SHORT TASK —
Can you copy out the data exactly? Leave the images out.

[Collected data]
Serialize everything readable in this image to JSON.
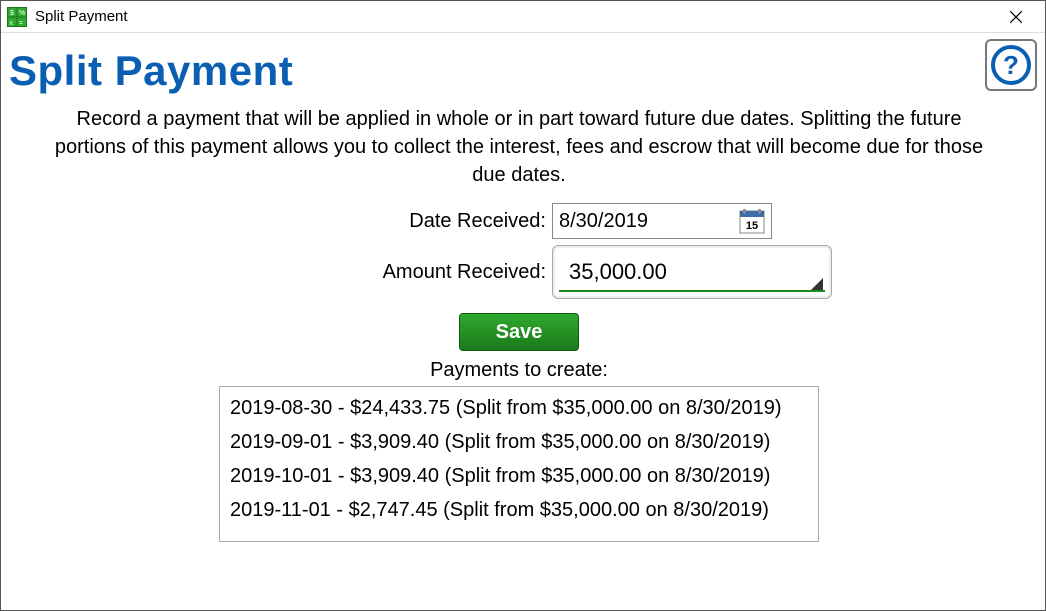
{
  "window": {
    "title": "Split Payment"
  },
  "page": {
    "heading": "Split Payment",
    "description": "Record a payment that will be applied in whole or in part toward future due dates. Splitting the future portions of this payment allows you to collect the interest, fees and escrow that will become due for those due dates."
  },
  "form": {
    "date_label": "Date Received:",
    "date_value": "8/30/2019",
    "amount_label": "Amount Received:",
    "amount_value": "35,000.00",
    "save_label": "Save"
  },
  "payments": {
    "label": "Payments to create:",
    "items": [
      "2019-08-30 - $24,433.75 (Split from $35,000.00 on 8/30/2019)",
      "2019-09-01 - $3,909.40 (Split from $35,000.00 on 8/30/2019)",
      "2019-10-01 - $3,909.40 (Split from $35,000.00 on 8/30/2019)",
      "2019-11-01 - $2,747.45 (Split from $35,000.00 on 8/30/2019)"
    ]
  },
  "calendar_day": "15"
}
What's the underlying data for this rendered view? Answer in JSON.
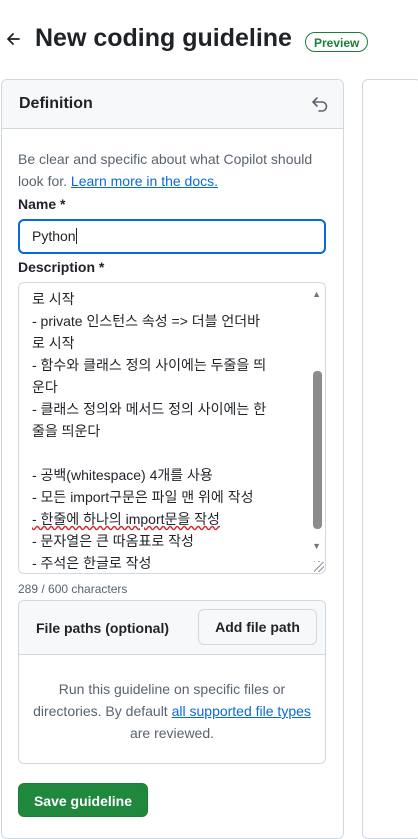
{
  "header": {
    "title": "New coding guideline",
    "badge": "Preview"
  },
  "definition": {
    "title": "Definition",
    "intro_text": "Be clear and specific about what Copilot should look for. ",
    "intro_link": "Learn more in the docs.",
    "name_label": "Name *",
    "name_value": "Python",
    "description_label": "Description *",
    "description_lines": [
      "로 시작",
      "- private 인스턴스 속성 => 더블 언더바",
      "로 시작",
      "- 함수와 클래스 정의 사이에는 두줄을 띄",
      "운다",
      "- 클래스 정의와 메서드 정의 사이에는 한",
      "줄을 띄운다",
      "",
      "- 공백(whitespace) 4개를 사용",
      "- 모든 import구문은 파일 맨 위에 작성",
      "- 한줄에 하나의 import문을 작성",
      "- 문자열은 큰 따옴표로 작성",
      "- 주석은 한글로 작성"
    ],
    "char_count": "289 / 600 characters"
  },
  "file_paths": {
    "title": "File paths (optional)",
    "add_button": "Add file path",
    "body_text_1": "Run this guideline on specific files or directories. By default ",
    "body_link": "all supported file types",
    "body_text_2": " are reviewed."
  },
  "actions": {
    "save_button": "Save guideline"
  }
}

SOLUTION TO THIS EXERCISE —
Serialize everything readable in this image to JSON.
{
  "window": {
    "title": "Split Payment"
  },
  "page": {
    "heading": "Split Payment",
    "description": "Record a payment that will be applied in whole or in part toward future due dates. Splitting the future portions of this payment allows you to collect the interest, fees and escrow that will become due for those due dates."
  },
  "form": {
    "date_label": "Date Received:",
    "date_value": "8/30/2019",
    "amount_label": "Amount Received:",
    "amount_value": "35,000.00",
    "save_label": "Save"
  },
  "payments": {
    "label": "Payments to create:",
    "items": [
      "2019-08-30 - $24,433.75 (Split from $35,000.00 on 8/30/2019)",
      "2019-09-01 - $3,909.40 (Split from $35,000.00 on 8/30/2019)",
      "2019-10-01 - $3,909.40 (Split from $35,000.00 on 8/30/2019)",
      "2019-11-01 - $2,747.45 (Split from $35,000.00 on 8/30/2019)"
    ]
  },
  "calendar_day": "15"
}
What's the underlying data for this rendered view? Answer in JSON.
{
  "header": {
    "title": "New coding guideline",
    "badge": "Preview"
  },
  "definition": {
    "title": "Definition",
    "intro_text": "Be clear and specific about what Copilot should look for. ",
    "intro_link": "Learn more in the docs.",
    "name_label": "Name *",
    "name_value": "Python",
    "description_label": "Description *",
    "description_lines": [
      "로 시작",
      "- private 인스턴스 속성 => 더블 언더바",
      "로 시작",
      "- 함수와 클래스 정의 사이에는 두줄을 띄",
      "운다",
      "- 클래스 정의와 메서드 정의 사이에는 한",
      "줄을 띄운다",
      "",
      "- 공백(whitespace) 4개를 사용",
      "- 모든 import구문은 파일 맨 위에 작성",
      "- 한줄에 하나의 import문을 작성",
      "- 문자열은 큰 따옴표로 작성",
      "- 주석은 한글로 작성"
    ],
    "char_count": "289 / 600 characters"
  },
  "file_paths": {
    "title": "File paths (optional)",
    "add_button": "Add file path",
    "body_text_1": "Run this guideline on specific files or directories. By default ",
    "body_link": "all supported file types",
    "body_text_2": " are reviewed."
  },
  "actions": {
    "save_button": "Save guideline"
  }
}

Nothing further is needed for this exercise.